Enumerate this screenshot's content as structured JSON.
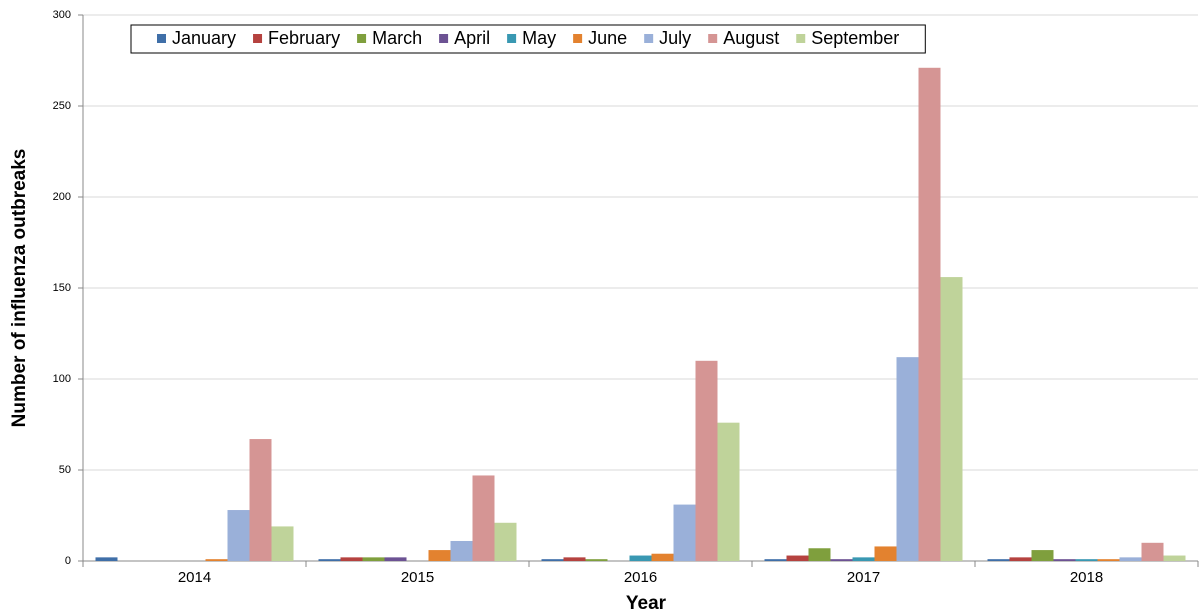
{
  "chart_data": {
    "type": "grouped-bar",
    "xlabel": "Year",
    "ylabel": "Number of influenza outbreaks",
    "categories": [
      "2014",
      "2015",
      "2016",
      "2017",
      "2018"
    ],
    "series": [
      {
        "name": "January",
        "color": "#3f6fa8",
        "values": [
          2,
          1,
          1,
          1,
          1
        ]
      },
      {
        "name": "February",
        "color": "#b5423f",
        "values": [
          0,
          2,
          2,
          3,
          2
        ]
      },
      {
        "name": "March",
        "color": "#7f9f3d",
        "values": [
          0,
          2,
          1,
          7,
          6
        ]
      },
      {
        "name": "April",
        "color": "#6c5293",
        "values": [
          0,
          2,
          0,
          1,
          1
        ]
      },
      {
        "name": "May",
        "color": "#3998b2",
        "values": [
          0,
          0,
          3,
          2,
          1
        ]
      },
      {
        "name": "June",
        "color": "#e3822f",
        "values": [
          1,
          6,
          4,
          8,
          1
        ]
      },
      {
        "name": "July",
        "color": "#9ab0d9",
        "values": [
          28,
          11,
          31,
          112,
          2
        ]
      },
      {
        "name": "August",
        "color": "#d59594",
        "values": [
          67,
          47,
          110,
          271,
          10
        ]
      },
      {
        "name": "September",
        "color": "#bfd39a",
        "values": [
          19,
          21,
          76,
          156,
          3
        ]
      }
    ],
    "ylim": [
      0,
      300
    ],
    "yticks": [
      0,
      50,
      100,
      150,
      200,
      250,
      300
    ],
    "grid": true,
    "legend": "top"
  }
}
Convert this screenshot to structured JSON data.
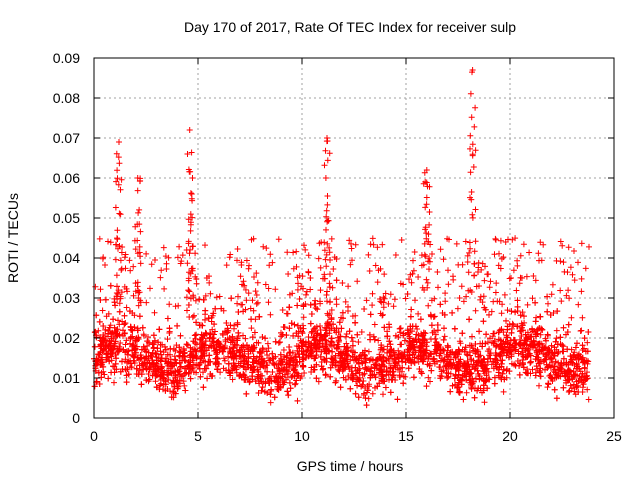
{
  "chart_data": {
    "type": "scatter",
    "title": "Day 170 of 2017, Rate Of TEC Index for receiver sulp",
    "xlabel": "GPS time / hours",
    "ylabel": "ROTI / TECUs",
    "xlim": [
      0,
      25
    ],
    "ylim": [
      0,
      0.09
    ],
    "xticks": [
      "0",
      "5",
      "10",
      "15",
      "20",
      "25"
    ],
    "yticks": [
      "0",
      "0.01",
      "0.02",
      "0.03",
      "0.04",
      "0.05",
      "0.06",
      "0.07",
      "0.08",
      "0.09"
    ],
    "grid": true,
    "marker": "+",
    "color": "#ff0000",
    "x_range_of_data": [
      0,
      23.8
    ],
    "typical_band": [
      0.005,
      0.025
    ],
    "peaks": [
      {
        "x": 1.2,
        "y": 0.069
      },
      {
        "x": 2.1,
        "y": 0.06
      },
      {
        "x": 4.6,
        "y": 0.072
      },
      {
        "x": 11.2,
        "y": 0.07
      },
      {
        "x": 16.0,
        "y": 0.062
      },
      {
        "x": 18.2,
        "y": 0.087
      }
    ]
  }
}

WORK TO DO: From the entries above, output every line exactly and omit any image.

RESULT OF THIS TASK:
Enumerate this screenshot's content as structured JSON.
{
  "chart_data": {
    "type": "grouped-bar",
    "xlabel": "Year",
    "ylabel": "Number of influenza outbreaks",
    "categories": [
      "2014",
      "2015",
      "2016",
      "2017",
      "2018"
    ],
    "series": [
      {
        "name": "January",
        "color": "#3f6fa8",
        "values": [
          2,
          1,
          1,
          1,
          1
        ]
      },
      {
        "name": "February",
        "color": "#b5423f",
        "values": [
          0,
          2,
          2,
          3,
          2
        ]
      },
      {
        "name": "March",
        "color": "#7f9f3d",
        "values": [
          0,
          2,
          1,
          7,
          6
        ]
      },
      {
        "name": "April",
        "color": "#6c5293",
        "values": [
          0,
          2,
          0,
          1,
          1
        ]
      },
      {
        "name": "May",
        "color": "#3998b2",
        "values": [
          0,
          0,
          3,
          2,
          1
        ]
      },
      {
        "name": "June",
        "color": "#e3822f",
        "values": [
          1,
          6,
          4,
          8,
          1
        ]
      },
      {
        "name": "July",
        "color": "#9ab0d9",
        "values": [
          28,
          11,
          31,
          112,
          2
        ]
      },
      {
        "name": "August",
        "color": "#d59594",
        "values": [
          67,
          47,
          110,
          271,
          10
        ]
      },
      {
        "name": "September",
        "color": "#bfd39a",
        "values": [
          19,
          21,
          76,
          156,
          3
        ]
      }
    ],
    "ylim": [
      0,
      300
    ],
    "yticks": [
      0,
      50,
      100,
      150,
      200,
      250,
      300
    ],
    "grid": true,
    "legend": "top"
  }
}
Convert this screenshot to structured JSON data.
{
  "chart_data": {
    "type": "scatter",
    "title": "Day 170 of 2017, Rate Of TEC Index for receiver sulp",
    "xlabel": "GPS time / hours",
    "ylabel": "ROTI / TECUs",
    "xlim": [
      0,
      25
    ],
    "ylim": [
      0,
      0.09
    ],
    "xticks": [
      "0",
      "5",
      "10",
      "15",
      "20",
      "25"
    ],
    "yticks": [
      "0",
      "0.01",
      "0.02",
      "0.03",
      "0.04",
      "0.05",
      "0.06",
      "0.07",
      "0.08",
      "0.09"
    ],
    "grid": true,
    "marker": "+",
    "color": "#ff0000",
    "x_range_of_data": [
      0,
      23.8
    ],
    "typical_band": [
      0.005,
      0.025
    ],
    "peaks": [
      {
        "x": 1.2,
        "y": 0.069
      },
      {
        "x": 2.1,
        "y": 0.06
      },
      {
        "x": 4.6,
        "y": 0.072
      },
      {
        "x": 11.2,
        "y": 0.07
      },
      {
        "x": 16.0,
        "y": 0.062
      },
      {
        "x": 18.2,
        "y": 0.087
      }
    ]
  }
}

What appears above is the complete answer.